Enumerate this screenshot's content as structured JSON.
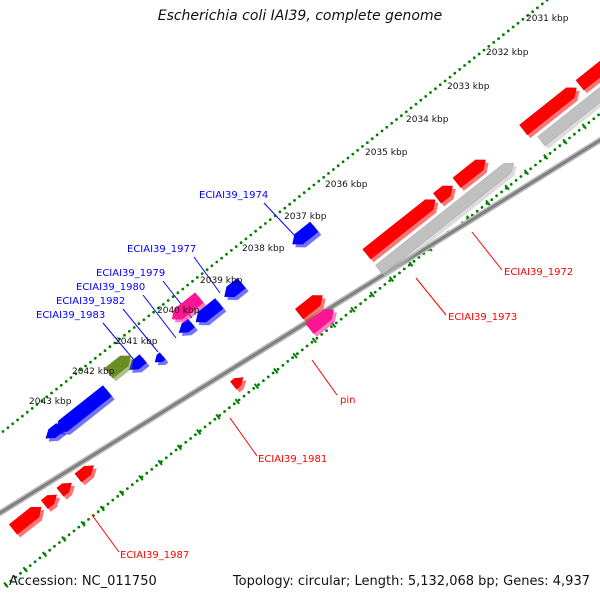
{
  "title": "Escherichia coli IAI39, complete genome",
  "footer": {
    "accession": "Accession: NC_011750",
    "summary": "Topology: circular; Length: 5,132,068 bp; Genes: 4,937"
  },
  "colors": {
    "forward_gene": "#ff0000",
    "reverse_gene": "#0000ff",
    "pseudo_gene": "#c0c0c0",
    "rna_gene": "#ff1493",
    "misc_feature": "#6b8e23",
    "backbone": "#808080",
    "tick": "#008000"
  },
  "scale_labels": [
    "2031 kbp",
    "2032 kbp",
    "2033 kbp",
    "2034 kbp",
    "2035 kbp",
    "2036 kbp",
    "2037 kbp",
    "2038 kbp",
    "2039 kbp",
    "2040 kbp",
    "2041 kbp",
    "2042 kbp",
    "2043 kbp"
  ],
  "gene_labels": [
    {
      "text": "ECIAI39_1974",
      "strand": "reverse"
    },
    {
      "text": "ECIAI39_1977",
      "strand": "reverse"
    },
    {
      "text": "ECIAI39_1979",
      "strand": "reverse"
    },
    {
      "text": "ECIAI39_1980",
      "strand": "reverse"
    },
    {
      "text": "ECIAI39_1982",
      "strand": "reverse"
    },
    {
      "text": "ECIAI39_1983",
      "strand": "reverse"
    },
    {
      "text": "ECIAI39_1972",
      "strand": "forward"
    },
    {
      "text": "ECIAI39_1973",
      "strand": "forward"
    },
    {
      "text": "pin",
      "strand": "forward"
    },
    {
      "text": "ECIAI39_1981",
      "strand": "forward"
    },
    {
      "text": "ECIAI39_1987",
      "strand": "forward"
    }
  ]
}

------------

▶ **INSTRUCTIONS FOR THE TASK**: The result should be the full listing, retyped exactly and free of pictures.

▶ **OUTPUT OF THE EXERCISE**:
Enumerate this screenshot's content as structured JSON.
{
  "title": "Escherichia coli IAI39, complete genome",
  "footer": {
    "accession": "Accession: NC_011750",
    "summary": "Topology: circular; Length: 5,132,068 bp; Genes: 4,937"
  },
  "colors": {
    "forward_gene": "#ff0000",
    "reverse_gene": "#0000ff",
    "pseudo_gene": "#c0c0c0",
    "rna_gene": "#ff1493",
    "misc_feature": "#6b8e23",
    "backbone": "#808080",
    "tick": "#008000"
  },
  "scale_labels": [
    "2031 kbp",
    "2032 kbp",
    "2033 kbp",
    "2034 kbp",
    "2035 kbp",
    "2036 kbp",
    "2037 kbp",
    "2038 kbp",
    "2039 kbp",
    "2040 kbp",
    "2041 kbp",
    "2042 kbp",
    "2043 kbp"
  ],
  "gene_labels": [
    {
      "text": "ECIAI39_1974",
      "strand": "reverse"
    },
    {
      "text": "ECIAI39_1977",
      "strand": "reverse"
    },
    {
      "text": "ECIAI39_1979",
      "strand": "reverse"
    },
    {
      "text": "ECIAI39_1980",
      "strand": "reverse"
    },
    {
      "text": "ECIAI39_1982",
      "strand": "reverse"
    },
    {
      "text": "ECIAI39_1983",
      "strand": "reverse"
    },
    {
      "text": "ECIAI39_1972",
      "strand": "forward"
    },
    {
      "text": "ECIAI39_1973",
      "strand": "forward"
    },
    {
      "text": "pin",
      "strand": "forward"
    },
    {
      "text": "ECIAI39_1981",
      "strand": "forward"
    },
    {
      "text": "ECIAI39_1987",
      "strand": "forward"
    }
  ]
}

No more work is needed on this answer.